Output, with no changes, the span of lines that opens with the line containing "What does this" and closes with the last line.

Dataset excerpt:

☆ ☆ ☆

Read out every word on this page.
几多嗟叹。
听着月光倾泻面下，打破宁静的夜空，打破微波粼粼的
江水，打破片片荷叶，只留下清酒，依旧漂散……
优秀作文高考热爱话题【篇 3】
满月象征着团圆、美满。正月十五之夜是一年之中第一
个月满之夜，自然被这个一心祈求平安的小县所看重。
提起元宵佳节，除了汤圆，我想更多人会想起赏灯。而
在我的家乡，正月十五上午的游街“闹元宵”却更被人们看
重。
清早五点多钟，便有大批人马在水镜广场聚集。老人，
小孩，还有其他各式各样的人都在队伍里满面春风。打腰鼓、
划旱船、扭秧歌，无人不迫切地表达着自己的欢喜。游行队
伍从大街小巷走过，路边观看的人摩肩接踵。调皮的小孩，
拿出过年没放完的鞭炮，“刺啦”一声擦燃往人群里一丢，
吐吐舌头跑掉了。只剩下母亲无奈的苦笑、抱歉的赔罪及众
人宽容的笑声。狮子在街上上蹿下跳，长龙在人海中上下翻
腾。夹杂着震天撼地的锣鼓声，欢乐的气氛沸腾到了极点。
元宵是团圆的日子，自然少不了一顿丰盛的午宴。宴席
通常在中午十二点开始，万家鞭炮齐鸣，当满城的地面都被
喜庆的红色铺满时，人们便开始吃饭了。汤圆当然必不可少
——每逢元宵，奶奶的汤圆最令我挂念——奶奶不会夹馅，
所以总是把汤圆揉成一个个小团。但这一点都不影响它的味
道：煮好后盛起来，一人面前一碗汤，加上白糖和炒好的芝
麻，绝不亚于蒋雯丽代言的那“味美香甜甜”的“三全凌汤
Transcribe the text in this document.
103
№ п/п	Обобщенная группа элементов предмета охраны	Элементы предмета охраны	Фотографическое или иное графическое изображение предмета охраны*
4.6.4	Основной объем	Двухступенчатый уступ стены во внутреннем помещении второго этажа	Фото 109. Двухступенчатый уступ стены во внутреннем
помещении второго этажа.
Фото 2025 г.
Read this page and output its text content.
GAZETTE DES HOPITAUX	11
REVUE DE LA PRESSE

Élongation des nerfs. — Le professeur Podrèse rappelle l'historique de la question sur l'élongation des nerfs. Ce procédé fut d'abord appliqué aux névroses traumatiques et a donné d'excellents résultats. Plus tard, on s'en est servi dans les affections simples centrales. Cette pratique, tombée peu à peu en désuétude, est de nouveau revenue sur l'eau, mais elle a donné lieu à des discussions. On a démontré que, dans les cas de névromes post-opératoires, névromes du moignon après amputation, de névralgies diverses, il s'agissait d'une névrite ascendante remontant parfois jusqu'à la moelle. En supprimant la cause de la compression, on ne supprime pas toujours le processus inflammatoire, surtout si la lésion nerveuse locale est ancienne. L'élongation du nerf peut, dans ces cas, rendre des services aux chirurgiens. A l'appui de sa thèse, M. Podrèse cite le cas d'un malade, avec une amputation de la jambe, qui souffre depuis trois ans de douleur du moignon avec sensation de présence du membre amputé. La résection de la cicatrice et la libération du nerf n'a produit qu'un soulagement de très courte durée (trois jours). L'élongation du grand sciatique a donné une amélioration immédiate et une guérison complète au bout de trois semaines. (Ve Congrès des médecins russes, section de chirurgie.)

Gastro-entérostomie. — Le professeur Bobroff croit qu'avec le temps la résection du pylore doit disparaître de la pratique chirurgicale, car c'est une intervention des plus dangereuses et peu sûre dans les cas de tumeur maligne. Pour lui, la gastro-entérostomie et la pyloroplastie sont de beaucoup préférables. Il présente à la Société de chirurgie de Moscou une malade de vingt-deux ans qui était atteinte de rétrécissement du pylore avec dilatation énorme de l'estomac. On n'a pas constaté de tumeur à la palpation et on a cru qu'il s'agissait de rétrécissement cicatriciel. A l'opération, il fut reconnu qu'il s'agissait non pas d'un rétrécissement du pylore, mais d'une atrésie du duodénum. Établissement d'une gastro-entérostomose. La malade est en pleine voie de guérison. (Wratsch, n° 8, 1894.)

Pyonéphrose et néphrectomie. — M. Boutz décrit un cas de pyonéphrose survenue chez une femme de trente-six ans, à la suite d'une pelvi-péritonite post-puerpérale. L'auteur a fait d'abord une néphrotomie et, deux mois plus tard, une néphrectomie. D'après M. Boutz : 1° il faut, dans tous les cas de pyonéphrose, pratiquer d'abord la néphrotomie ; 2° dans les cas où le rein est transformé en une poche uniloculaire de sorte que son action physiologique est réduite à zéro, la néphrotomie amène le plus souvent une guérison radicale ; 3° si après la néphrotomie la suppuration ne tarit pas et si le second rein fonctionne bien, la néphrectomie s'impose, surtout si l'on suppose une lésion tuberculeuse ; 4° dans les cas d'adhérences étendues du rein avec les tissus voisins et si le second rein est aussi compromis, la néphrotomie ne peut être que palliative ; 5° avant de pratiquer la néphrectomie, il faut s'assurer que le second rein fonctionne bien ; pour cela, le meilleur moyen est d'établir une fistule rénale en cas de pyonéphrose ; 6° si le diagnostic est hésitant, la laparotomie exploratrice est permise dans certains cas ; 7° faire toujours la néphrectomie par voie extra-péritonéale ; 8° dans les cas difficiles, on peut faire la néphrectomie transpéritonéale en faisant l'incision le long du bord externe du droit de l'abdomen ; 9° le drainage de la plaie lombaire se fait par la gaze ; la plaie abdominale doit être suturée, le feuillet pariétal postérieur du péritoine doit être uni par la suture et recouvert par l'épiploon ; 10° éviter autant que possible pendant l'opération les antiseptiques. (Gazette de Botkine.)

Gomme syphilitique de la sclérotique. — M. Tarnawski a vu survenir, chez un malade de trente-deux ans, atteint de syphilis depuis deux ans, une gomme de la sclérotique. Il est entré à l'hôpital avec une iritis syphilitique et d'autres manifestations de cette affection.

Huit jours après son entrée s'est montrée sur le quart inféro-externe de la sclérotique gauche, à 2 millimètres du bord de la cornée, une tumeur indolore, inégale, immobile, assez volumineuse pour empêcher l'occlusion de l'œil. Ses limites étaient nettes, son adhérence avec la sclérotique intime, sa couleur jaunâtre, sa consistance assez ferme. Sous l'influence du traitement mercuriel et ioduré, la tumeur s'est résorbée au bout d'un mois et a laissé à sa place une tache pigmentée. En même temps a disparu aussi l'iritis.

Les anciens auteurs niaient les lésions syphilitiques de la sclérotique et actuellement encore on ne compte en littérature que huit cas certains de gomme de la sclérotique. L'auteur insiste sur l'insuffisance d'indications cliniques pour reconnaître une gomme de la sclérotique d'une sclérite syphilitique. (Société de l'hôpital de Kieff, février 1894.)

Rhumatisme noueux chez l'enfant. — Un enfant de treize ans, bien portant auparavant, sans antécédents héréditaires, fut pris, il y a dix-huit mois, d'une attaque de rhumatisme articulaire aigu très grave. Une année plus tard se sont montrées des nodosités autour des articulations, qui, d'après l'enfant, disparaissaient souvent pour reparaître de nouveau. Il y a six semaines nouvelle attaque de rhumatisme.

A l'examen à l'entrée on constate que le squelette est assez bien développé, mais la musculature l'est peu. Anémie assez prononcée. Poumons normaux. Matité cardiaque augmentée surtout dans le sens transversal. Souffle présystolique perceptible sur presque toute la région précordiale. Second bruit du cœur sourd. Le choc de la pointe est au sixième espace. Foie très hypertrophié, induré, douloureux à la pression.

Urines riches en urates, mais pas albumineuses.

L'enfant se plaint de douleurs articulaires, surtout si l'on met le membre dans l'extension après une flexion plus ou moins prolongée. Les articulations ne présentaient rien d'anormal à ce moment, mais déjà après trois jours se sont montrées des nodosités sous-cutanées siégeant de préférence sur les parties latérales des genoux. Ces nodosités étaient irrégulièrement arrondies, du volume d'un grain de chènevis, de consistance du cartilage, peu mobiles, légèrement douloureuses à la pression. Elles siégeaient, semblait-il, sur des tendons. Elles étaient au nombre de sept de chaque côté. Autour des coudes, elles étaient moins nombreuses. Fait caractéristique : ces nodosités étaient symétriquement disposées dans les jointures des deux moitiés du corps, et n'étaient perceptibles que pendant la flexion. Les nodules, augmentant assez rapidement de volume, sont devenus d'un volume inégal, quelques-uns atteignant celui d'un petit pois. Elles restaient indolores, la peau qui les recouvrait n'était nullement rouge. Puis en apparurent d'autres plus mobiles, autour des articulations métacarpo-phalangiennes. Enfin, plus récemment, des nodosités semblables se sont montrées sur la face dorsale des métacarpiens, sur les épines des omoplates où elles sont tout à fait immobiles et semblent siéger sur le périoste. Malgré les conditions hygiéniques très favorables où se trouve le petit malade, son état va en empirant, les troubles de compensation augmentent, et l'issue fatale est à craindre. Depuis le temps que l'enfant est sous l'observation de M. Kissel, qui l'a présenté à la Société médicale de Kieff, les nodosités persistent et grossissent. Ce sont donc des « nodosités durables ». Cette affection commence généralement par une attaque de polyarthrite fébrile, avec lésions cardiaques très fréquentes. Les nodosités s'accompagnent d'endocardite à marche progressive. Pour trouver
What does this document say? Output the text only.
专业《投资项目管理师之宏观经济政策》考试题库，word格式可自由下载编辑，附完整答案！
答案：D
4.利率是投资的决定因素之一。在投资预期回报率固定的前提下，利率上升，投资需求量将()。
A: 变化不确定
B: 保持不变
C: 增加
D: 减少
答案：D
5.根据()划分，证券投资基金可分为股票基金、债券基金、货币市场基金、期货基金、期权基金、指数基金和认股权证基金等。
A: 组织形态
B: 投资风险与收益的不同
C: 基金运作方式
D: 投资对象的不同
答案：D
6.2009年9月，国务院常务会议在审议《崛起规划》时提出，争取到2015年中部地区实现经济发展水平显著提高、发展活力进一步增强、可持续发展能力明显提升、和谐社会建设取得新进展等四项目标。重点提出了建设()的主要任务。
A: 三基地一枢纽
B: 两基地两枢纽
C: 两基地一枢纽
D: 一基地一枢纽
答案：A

☆ ☆ ☆

◆ **Response to the task**
What does this document say? Output the text only.
专业《投资项目管理师之宏观经济政策》考试题库，word格式可自由下载编辑，附完整答案！
答案：D
4.利率是投资的决定因素之一。在投资预期回报率固定的前提下，利率上升，投资需求量将()。
A: 变化不确定
B: 保持不变
C: 增加
D: 减少
答案：D
5.根据()划分，证券投资基金可分为股票基金、债券基金、货币市场基金、期货基金、期权基金、指数基金和认股权证基金等。
A: 组织形态
B: 投资风险与收益的不同
C: 基金运作方式
D: 投资对象的不同
答案：D
6.2009年9月，国务院常务会议在审议《崛起规划》时提出，争取到2015年中部地区实现经济发展水平显著提高、发展活力进一步增强、可持续发展能力明显提升、和谐社会建设取得新进展等四项目标。重点提出了建设()的主要任务。
A: 三基地一枢纽
B: 两基地两枢纽
C: 两基地一枢纽
D: 一基地一枢纽
答案：A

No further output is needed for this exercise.